**Excerpted records:**
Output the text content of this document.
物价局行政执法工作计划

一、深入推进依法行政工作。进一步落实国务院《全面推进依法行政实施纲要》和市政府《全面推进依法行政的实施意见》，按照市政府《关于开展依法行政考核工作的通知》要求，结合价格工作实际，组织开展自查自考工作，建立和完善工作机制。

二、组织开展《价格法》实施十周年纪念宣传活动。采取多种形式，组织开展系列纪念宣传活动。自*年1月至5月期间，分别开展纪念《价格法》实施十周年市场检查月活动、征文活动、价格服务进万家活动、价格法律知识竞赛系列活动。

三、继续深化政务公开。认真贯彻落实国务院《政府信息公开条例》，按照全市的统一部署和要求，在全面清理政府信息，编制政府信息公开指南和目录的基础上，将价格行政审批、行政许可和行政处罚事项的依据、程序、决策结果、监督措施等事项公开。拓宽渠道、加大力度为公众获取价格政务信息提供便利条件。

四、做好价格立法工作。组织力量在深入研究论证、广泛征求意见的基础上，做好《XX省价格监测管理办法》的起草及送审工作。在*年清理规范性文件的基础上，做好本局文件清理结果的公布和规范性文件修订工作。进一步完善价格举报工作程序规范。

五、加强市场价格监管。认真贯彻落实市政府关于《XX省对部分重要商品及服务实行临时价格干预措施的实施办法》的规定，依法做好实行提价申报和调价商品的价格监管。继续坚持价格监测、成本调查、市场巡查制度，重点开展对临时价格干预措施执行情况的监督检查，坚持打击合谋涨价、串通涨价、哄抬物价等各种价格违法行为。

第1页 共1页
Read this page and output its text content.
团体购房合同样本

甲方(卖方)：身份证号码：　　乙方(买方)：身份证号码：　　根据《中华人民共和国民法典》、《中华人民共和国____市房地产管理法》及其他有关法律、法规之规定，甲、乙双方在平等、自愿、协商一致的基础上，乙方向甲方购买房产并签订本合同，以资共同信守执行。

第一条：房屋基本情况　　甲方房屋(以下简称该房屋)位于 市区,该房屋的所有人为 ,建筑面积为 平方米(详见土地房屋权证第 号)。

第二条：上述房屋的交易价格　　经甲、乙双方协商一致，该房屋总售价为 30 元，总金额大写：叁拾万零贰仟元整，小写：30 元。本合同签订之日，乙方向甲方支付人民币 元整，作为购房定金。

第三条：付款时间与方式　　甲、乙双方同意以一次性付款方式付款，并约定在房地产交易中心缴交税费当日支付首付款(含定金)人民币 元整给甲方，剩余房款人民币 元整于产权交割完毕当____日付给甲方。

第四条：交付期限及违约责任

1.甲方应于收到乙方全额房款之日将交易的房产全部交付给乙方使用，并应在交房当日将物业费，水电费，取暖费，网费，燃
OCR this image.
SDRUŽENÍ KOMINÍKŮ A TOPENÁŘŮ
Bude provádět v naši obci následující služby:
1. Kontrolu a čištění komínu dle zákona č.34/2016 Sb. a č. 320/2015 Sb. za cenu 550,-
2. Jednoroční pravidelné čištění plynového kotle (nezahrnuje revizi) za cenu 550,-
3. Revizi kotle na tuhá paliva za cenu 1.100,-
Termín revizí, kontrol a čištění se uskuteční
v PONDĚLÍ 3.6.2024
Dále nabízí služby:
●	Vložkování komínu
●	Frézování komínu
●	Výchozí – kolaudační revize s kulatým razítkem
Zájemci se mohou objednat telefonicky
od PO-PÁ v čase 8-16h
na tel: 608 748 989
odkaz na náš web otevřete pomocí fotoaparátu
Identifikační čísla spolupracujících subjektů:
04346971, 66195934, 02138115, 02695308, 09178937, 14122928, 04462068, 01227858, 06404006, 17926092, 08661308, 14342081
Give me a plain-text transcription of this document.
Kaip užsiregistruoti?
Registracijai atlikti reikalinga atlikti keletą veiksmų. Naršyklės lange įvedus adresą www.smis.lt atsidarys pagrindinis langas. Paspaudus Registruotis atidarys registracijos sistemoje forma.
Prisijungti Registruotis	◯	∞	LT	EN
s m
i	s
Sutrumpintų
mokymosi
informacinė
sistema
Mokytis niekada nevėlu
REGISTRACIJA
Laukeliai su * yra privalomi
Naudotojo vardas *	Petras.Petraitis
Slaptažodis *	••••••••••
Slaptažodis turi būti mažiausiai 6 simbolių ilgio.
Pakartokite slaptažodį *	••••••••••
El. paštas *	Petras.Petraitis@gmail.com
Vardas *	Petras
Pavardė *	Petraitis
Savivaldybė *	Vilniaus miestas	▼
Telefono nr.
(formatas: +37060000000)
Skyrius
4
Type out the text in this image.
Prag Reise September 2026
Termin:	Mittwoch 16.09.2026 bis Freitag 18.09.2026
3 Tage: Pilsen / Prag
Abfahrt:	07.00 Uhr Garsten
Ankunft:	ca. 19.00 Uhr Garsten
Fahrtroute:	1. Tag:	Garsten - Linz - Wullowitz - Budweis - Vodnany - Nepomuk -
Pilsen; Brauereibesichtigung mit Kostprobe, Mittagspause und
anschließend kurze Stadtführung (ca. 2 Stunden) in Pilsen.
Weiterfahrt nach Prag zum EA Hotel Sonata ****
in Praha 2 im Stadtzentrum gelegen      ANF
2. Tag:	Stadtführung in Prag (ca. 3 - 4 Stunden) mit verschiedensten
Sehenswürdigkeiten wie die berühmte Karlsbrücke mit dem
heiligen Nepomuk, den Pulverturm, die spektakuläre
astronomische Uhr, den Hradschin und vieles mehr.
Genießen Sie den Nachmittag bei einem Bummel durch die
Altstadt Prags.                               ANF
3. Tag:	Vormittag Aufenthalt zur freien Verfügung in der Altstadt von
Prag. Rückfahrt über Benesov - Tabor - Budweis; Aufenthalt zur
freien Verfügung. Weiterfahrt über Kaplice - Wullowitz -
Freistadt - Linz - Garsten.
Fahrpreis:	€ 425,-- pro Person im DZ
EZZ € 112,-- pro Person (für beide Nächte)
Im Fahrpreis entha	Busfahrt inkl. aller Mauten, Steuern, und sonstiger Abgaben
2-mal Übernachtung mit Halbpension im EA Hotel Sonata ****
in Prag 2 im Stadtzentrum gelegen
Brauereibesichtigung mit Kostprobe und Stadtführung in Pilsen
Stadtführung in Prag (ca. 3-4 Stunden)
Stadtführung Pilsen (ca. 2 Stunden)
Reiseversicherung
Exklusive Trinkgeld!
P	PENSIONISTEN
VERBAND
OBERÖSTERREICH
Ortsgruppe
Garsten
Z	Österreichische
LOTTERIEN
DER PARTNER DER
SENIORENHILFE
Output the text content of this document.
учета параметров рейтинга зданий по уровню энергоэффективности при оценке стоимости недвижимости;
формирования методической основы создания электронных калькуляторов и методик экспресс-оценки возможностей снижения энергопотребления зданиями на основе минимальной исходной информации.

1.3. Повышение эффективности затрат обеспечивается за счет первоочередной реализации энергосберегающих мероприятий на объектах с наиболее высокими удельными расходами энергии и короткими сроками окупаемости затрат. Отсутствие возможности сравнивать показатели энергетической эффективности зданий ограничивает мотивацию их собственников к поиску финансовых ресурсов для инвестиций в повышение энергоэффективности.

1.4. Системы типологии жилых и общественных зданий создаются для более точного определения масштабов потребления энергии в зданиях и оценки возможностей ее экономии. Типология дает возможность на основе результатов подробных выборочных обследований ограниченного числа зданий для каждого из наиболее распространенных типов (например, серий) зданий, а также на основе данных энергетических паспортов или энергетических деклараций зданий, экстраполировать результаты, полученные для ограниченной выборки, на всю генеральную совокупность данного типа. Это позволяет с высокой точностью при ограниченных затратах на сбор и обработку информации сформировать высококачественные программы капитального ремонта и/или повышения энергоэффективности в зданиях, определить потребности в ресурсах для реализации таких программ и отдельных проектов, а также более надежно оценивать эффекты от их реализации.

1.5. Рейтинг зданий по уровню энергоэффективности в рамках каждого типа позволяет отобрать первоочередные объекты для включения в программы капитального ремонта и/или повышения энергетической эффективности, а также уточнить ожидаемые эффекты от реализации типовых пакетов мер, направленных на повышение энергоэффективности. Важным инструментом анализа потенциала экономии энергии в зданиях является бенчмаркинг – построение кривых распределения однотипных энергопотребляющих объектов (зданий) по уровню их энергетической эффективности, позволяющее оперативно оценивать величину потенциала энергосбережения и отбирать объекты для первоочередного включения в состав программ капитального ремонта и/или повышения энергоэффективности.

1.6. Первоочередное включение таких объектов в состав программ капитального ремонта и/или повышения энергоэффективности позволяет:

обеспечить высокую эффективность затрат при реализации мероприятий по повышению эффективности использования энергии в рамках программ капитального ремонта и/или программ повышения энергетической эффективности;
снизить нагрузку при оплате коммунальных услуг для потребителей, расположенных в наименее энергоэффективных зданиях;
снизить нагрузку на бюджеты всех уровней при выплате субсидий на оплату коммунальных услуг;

**Work to do:** Where a line in the material contains "čištění", copy that line.

**The solution:**
1. Kontrolu a čištění komínu dle zákona č.34/2016 Sb. a č. 320/2015 Sb. za cenu 550,-
2. Jednoroční pravidelné čištění plynového kotle (nezahrnuje revizi) za cenu 550,-
Termín revizí, kontrol a čištění se uskuteční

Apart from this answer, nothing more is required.